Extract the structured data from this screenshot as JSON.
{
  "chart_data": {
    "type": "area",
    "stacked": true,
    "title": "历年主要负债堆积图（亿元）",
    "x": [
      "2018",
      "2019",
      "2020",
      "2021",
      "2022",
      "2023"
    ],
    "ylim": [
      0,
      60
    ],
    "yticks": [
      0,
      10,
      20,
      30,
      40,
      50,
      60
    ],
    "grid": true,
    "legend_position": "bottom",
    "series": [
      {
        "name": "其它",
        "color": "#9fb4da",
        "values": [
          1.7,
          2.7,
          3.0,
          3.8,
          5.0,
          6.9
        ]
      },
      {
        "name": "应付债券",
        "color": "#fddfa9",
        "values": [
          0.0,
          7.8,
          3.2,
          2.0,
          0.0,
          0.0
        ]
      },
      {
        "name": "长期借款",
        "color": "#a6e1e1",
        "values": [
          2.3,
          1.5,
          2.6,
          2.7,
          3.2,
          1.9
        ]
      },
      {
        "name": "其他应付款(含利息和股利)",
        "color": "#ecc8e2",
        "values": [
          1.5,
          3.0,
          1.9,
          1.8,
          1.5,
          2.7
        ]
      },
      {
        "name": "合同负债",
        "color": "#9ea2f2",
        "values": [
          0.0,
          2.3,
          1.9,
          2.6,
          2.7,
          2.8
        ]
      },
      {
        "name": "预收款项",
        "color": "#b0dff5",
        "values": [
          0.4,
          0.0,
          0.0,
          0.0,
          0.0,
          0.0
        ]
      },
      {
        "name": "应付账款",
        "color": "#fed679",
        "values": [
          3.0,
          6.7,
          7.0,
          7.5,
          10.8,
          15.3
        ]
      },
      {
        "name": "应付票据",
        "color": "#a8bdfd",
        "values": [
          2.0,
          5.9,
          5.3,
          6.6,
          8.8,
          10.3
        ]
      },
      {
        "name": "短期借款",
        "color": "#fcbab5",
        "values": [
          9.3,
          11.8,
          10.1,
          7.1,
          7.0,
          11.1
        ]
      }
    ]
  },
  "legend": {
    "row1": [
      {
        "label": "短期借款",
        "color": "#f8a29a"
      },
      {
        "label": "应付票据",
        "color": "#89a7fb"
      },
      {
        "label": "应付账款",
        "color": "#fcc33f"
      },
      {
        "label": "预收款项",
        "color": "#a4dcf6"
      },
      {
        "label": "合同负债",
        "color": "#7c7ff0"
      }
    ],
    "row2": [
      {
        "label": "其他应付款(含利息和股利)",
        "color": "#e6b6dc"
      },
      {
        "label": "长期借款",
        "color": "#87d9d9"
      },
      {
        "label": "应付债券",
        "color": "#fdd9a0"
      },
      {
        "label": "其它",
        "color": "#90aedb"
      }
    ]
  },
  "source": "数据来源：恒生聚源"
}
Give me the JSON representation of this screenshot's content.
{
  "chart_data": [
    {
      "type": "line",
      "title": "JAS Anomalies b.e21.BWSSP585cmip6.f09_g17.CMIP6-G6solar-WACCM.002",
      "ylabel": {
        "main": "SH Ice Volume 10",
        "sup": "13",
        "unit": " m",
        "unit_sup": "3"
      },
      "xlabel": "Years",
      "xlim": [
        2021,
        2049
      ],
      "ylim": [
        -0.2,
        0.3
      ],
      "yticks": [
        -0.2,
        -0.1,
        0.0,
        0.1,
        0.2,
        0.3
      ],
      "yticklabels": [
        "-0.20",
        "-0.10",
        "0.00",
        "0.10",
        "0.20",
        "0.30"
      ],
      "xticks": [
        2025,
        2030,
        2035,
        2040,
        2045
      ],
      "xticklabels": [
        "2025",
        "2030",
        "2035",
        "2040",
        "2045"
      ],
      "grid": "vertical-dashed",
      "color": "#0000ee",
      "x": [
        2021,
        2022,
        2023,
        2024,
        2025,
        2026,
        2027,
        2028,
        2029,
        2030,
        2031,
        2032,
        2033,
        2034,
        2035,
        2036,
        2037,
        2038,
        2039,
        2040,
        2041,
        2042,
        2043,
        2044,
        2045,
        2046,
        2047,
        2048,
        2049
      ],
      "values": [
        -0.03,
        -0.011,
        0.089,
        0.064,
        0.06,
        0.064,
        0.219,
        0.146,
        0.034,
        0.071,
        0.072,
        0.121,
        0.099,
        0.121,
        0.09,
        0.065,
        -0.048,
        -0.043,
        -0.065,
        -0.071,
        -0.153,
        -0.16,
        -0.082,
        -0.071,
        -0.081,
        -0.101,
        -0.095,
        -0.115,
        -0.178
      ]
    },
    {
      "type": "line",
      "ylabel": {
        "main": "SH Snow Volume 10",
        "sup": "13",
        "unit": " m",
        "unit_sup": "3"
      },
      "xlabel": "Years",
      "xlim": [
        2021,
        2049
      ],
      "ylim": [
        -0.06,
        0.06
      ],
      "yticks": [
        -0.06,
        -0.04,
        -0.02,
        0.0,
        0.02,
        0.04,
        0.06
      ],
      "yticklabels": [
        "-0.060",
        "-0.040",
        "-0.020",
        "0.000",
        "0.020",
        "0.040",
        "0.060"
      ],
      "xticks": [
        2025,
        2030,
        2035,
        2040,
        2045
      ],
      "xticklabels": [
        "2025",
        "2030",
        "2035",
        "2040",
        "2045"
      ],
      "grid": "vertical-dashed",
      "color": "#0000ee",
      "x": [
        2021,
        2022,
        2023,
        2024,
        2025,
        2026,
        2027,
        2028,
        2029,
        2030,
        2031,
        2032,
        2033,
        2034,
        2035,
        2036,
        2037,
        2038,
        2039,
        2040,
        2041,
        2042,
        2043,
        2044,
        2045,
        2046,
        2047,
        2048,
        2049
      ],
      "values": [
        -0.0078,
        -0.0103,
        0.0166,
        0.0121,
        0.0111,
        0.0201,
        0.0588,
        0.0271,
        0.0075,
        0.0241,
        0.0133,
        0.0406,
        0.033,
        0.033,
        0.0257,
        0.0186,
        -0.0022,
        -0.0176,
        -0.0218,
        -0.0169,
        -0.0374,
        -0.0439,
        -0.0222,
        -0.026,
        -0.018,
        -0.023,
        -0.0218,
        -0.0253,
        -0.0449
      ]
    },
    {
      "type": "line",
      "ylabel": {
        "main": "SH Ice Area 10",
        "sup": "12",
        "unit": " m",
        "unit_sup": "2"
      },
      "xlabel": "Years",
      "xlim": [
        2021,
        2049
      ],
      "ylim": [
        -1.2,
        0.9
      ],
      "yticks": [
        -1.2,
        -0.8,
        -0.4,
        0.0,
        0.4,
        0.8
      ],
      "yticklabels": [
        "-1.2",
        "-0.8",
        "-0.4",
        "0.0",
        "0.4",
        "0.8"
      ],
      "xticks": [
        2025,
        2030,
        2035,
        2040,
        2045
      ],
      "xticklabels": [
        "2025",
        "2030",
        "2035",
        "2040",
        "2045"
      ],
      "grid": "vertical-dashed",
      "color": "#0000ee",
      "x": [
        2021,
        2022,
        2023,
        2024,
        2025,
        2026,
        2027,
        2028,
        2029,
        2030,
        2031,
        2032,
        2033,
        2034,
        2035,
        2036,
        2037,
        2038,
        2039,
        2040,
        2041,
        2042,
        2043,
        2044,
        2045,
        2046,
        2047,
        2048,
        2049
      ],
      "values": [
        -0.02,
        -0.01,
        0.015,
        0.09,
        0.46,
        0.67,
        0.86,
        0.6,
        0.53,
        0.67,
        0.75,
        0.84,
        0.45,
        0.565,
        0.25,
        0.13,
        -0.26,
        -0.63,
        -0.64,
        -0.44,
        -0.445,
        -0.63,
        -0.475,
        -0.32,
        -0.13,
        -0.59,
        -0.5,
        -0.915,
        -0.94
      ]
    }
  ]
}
****************
DIRECTIVE: Word for word, restate all of the data shown above.

EXERCISE RESULT:
Extract the structured data from this screenshot as JSON.
{
  "chart_data": {
    "type": "area",
    "stacked": true,
    "title": "历年主要负债堆积图（亿元）",
    "x": [
      "2018",
      "2019",
      "2020",
      "2021",
      "2022",
      "2023"
    ],
    "ylim": [
      0,
      60
    ],
    "yticks": [
      0,
      10,
      20,
      30,
      40,
      50,
      60
    ],
    "grid": true,
    "legend_position": "bottom",
    "series": [
      {
        "name": "其它",
        "color": "#9fb4da",
        "values": [
          1.7,
          2.7,
          3.0,
          3.8,
          5.0,
          6.9
        ]
      },
      {
        "name": "应付债券",
        "color": "#fddfa9",
        "values": [
          0.0,
          7.8,
          3.2,
          2.0,
          0.0,
          0.0
        ]
      },
      {
        "name": "长期借款",
        "color": "#a6e1e1",
        "values": [
          2.3,
          1.5,
          2.6,
          2.7,
          3.2,
          1.9
        ]
      },
      {
        "name": "其他应付款(含利息和股利)",
        "color": "#ecc8e2",
        "values": [
          1.5,
          3.0,
          1.9,
          1.8,
          1.5,
          2.7
        ]
      },
      {
        "name": "合同负债",
        "color": "#9ea2f2",
        "values": [
          0.0,
          2.3,
          1.9,
          2.6,
          2.7,
          2.8
        ]
      },
      {
        "name": "预收款项",
        "color": "#b0dff5",
        "values": [
          0.4,
          0.0,
          0.0,
          0.0,
          0.0,
          0.0
        ]
      },
      {
        "name": "应付账款",
        "color": "#fed679",
        "values": [
          3.0,
          6.7,
          7.0,
          7.5,
          10.8,
          15.3
        ]
      },
      {
        "name": "应付票据",
        "color": "#a8bdfd",
        "values": [
          2.0,
          5.9,
          5.3,
          6.6,
          8.8,
          10.3
        ]
      },
      {
        "name": "短期借款",
        "color": "#fcbab5",
        "values": [
          9.3,
          11.8,
          10.1,
          7.1,
          7.0,
          11.1
        ]
      }
    ]
  },
  "legend": {
    "row1": [
      {
        "label": "短期借款",
        "color": "#f8a29a"
      },
      {
        "label": "应付票据",
        "color": "#89a7fb"
      },
      {
        "label": "应付账款",
        "color": "#fcc33f"
      },
      {
        "label": "预收款项",
        "color": "#a4dcf6"
      },
      {
        "label": "合同负债",
        "color": "#7c7ff0"
      }
    ],
    "row2": [
      {
        "label": "其他应付款(含利息和股利)",
        "color": "#e6b6dc"
      },
      {
        "label": "长期借款",
        "color": "#87d9d9"
      },
      {
        "label": "应付债券",
        "color": "#fdd9a0"
      },
      {
        "label": "其它",
        "color": "#90aedb"
      }
    ]
  },
  "source": "数据来源：恒生聚源"
}
Give me the JSON representation of this screenshot's content.
{
  "chart_data": [
    {
      "type": "line",
      "title": "JAS Anomalies b.e21.BWSSP585cmip6.f09_g17.CMIP6-G6solar-WACCM.002",
      "ylabel": {
        "main": "SH Ice Volume 10",
        "sup": "13",
        "unit": " m",
        "unit_sup": "3"
      },
      "xlabel": "Years",
      "xlim": [
        2021,
        2049
      ],
      "ylim": [
        -0.2,
        0.3
      ],
      "yticks": [
        -0.2,
        -0.1,
        0.0,
        0.1,
        0.2,
        0.3
      ],
      "yticklabels": [
        "-0.20",
        "-0.10",
        "0.00",
        "0.10",
        "0.20",
        "0.30"
      ],
      "xticks": [
        2025,
        2030,
        2035,
        2040,
        2045
      ],
      "xticklabels": [
        "2025",
        "2030",
        "2035",
        "2040",
        "2045"
      ],
      "grid": "vertical-dashed",
      "color": "#0000ee",
      "x": [
        2021,
        2022,
        2023,
        2024,
        2025,
        2026,
        2027,
        2028,
        2029,
        2030,
        2031,
        2032,
        2033,
        2034,
        2035,
        2036,
        2037,
        2038,
        2039,
        2040,
        2041,
        2042,
        2043,
        2044,
        2045,
        2046,
        2047,
        2048,
        2049
      ],
      "values": [
        -0.03,
        -0.011,
        0.089,
        0.064,
        0.06,
        0.064,
        0.219,
        0.146,
        0.034,
        0.071,
        0.072,
        0.121,
        0.099,
        0.121,
        0.09,
        0.065,
        -0.048,
        -0.043,
        -0.065,
        -0.071,
        -0.153,
        -0.16,
        -0.082,
        -0.071,
        -0.081,
        -0.101,
        -0.095,
        -0.115,
        -0.178
      ]
    },
    {
      "type": "line",
      "ylabel": {
        "main": "SH Snow Volume 10",
        "sup": "13",
        "unit": " m",
        "unit_sup": "3"
      },
      "xlabel": "Years",
      "xlim": [
        2021,
        2049
      ],
      "ylim": [
        -0.06,
        0.06
      ],
      "yticks": [
        -0.06,
        -0.04,
        -0.02,
        0.0,
        0.02,
        0.04,
        0.06
      ],
      "yticklabels": [
        "-0.060",
        "-0.040",
        "-0.020",
        "0.000",
        "0.020",
        "0.040",
        "0.060"
      ],
      "xticks": [
        2025,
        2030,
        2035,
        2040,
        2045
      ],
      "xticklabels": [
        "2025",
        "2030",
        "2035",
        "2040",
        "2045"
      ],
      "grid": "vertical-dashed",
      "color": "#0000ee",
      "x": [
        2021,
        2022,
        2023,
        2024,
        2025,
        2026,
        2027,
        2028,
        2029,
        2030,
        2031,
        2032,
        2033,
        2034,
        2035,
        2036,
        2037,
        2038,
        2039,
        2040,
        2041,
        2042,
        2043,
        2044,
        2045,
        2046,
        2047,
        2048,
        2049
      ],
      "values": [
        -0.0078,
        -0.0103,
        0.0166,
        0.0121,
        0.0111,
        0.0201,
        0.0588,
        0.0271,
        0.0075,
        0.0241,
        0.0133,
        0.0406,
        0.033,
        0.033,
        0.0257,
        0.0186,
        -0.0022,
        -0.0176,
        -0.0218,
        -0.0169,
        -0.0374,
        -0.0439,
        -0.0222,
        -0.026,
        -0.018,
        -0.023,
        -0.0218,
        -0.0253,
        -0.0449
      ]
    },
    {
      "type": "line",
      "ylabel": {
        "main": "SH Ice Area 10",
        "sup": "12",
        "unit": " m",
        "unit_sup": "2"
      },
      "xlabel": "Years",
      "xlim": [
        2021,
        2049
      ],
      "ylim": [
        -1.2,
        0.9
      ],
      "yticks": [
        -1.2,
        -0.8,
        -0.4,
        0.0,
        0.4,
        0.8
      ],
      "yticklabels": [
        "-1.2",
        "-0.8",
        "-0.4",
        "0.0",
        "0.4",
        "0.8"
      ],
      "xticks": [
        2025,
        2030,
        2035,
        2040,
        2045
      ],
      "xticklabels": [
        "2025",
        "2030",
        "2035",
        "2040",
        "2045"
      ],
      "grid": "vertical-dashed",
      "color": "#0000ee",
      "x": [
        2021,
        2022,
        2023,
        2024,
        2025,
        2026,
        2027,
        2028,
        2029,
        2030,
        2031,
        2032,
        2033,
        2034,
        2035,
        2036,
        2037,
        2038,
        2039,
        2040,
        2041,
        2042,
        2043,
        2044,
        2045,
        2046,
        2047,
        2048,
        2049
      ],
      "values": [
        -0.02,
        -0.01,
        0.015,
        0.09,
        0.46,
        0.67,
        0.86,
        0.6,
        0.53,
        0.67,
        0.75,
        0.84,
        0.45,
        0.565,
        0.25,
        0.13,
        -0.26,
        -0.63,
        -0.64,
        -0.44,
        -0.445,
        -0.63,
        -0.475,
        -0.32,
        -0.13,
        -0.59,
        -0.5,
        -0.915,
        -0.94
      ]
    }
  ]
}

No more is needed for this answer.